Rewrite the paragraph in the speaker biographies below that begins "Ed Welch holds a PhD" as a bulleted list that keeps its main facts.

- _Document passage_:
________________

Jim Crooks is a pastor of an independent church in Perth, Scotland. After graduating in business studies in 1981, Jim went on to work in financial and administrative roles before entering further and higher education as an Assistant Principal. He became Principal of a college in Northern Ireland in 2004 and successfully led three colleges to a merger in 2007. He became Principal of a similar college in Scotland and led four colleges to merger in 2012. For three years after his retirement from secular employment in 2012, Jim was a lecturer and coordinator of part-time provision at Tilsley College, a small theological college in Scotland. In addition to his pastoral ministry, Jim also teaches and preaches in Scotland and elsewhere in Europe. He works with the Church Strengthening Initiative, supporting churches and their leadership teams to make change, and is a trustee for Echoes International, a mission support agency supporting mission workers across the globe. Jim was widowed in 2012 but has married Laura in December 2017. He is a father of one grown son and a grandfather of two boys.

 

Ed Welch holds a PhD in counselling psychology with a neuro-psychology specialty from the University of Utah, as well as an MDiv from Biblical Theological Seminary. Ed has been counselling and teaching at the Christian Counseling & Educational Foundation. for over thirty years and has written many books and articles on biblical counselling including, When People Are Big and God Is Small, Addictions: A Banquet in the Grave, Depression, Running Scared, Shame, Interrupted, and Side by Side: Walking with Others in Wisdom and Love. He and his wife, Sheri, have two married daughters and eight grandchildren. In his spare time Ed enjoys hanging out with his wife and extended family, and playing his guitar.

 

John Stevens is the National Director of the Fellowship of Independent Evangelical Churches, a family of over 500 Bible-centred churches in the UK, a position that he has held since 2010. Prior to this he was one of the founding pastors of City Evangelical Church Birmingham, which was planted in the centre of the UK’s 2nd largest city in 1999. He was instrumental in starting the Midlands Gospel Partnership, was the course Director of the Midlands Ministry Training Course and is a visiting lecturer at Oak Hill Theological College. John is also one of the pastors of Christchurch Market Harborough, a church he helped to plant when he took up his current role.  He was converted whilst studying law at Cambridge University, and after taking a post-graduate degree at the University of Oxford worked for 16 years as a University Lecturer, ending his career as Deputy Head of the Law School at the University of Birmingham. John is married to Ursula and they have four children aged between 12 and 7. He blogs at www.john-stevens.com on theology, church life and ministry, culture and politics.

________________

- _Stored data_:

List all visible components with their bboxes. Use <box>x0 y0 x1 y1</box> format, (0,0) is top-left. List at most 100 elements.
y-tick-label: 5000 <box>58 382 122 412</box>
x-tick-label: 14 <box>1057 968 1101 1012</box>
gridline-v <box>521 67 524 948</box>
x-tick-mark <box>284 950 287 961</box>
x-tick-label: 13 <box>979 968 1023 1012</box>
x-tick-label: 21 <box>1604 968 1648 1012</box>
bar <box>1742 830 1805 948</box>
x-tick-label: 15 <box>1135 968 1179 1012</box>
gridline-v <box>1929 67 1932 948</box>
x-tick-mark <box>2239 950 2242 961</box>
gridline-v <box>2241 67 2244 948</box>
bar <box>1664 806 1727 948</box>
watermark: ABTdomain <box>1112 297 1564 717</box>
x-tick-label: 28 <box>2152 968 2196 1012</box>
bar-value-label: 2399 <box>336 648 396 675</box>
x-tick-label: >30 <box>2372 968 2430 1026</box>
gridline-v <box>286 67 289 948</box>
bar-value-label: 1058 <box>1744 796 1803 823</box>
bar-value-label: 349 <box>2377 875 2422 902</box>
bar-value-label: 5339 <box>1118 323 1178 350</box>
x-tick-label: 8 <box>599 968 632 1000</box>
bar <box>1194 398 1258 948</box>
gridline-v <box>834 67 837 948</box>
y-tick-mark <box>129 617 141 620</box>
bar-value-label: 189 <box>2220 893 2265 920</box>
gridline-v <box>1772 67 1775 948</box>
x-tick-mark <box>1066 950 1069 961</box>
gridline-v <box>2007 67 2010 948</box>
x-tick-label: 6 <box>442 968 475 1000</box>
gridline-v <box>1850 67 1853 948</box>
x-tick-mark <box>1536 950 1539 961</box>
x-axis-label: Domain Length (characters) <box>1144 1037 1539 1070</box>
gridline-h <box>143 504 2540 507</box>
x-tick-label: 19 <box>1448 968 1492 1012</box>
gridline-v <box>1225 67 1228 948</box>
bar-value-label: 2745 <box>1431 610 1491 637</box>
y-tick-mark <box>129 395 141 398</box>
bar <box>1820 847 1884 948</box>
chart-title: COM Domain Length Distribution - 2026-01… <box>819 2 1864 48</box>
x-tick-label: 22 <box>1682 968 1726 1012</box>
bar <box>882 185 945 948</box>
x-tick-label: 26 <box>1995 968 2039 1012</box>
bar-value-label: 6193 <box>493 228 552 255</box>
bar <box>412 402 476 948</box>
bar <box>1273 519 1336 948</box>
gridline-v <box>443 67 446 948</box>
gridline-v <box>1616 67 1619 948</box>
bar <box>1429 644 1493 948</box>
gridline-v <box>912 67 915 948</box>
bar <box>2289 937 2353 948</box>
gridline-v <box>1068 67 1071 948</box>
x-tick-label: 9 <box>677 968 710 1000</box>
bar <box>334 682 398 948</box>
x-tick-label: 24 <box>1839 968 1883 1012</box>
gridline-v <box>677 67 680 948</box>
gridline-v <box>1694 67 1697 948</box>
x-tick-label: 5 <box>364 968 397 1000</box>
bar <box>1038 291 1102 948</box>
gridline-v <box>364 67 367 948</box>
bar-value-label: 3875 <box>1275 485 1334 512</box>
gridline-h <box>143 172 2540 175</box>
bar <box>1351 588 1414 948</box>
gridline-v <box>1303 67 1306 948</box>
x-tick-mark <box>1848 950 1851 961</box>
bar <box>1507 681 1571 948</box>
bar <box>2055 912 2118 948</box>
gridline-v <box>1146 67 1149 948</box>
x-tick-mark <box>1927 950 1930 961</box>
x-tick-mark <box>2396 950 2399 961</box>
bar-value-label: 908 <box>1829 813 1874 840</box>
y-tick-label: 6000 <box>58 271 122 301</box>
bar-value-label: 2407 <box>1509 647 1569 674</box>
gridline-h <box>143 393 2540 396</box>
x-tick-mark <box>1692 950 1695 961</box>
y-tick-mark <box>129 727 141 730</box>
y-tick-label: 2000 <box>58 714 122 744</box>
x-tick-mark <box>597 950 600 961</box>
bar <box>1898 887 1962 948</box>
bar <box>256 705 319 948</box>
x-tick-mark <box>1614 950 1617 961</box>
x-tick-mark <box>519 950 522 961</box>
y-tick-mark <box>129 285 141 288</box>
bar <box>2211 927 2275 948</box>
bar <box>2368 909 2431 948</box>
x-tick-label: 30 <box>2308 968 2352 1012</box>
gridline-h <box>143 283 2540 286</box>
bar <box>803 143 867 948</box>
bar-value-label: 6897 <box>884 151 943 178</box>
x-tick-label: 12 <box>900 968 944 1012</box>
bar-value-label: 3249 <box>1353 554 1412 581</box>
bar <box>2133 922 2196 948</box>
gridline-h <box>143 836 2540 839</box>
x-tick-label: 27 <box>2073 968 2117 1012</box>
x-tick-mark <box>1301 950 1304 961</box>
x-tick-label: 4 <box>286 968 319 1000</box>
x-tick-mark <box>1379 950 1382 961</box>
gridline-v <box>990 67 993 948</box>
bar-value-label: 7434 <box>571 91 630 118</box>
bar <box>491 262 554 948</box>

________________

- _Result of the task_:
- PhD in counseling psychology with a neuro-psychology specialty, University of Utah
- MDiv, Biblical Theological Seminary
- Over thirty years of counseling and teaching at the Christian Counseling & Educational Foundation
- Author of many books and articles on biblical counseling, among them When People Are Big and God Is Small and Side by Side: Walking with Others in Wisdom and Love
- Married to Sheri, with two married daughters and eight grandchildren
- Spends spare time with his wife and extended family and playing guitar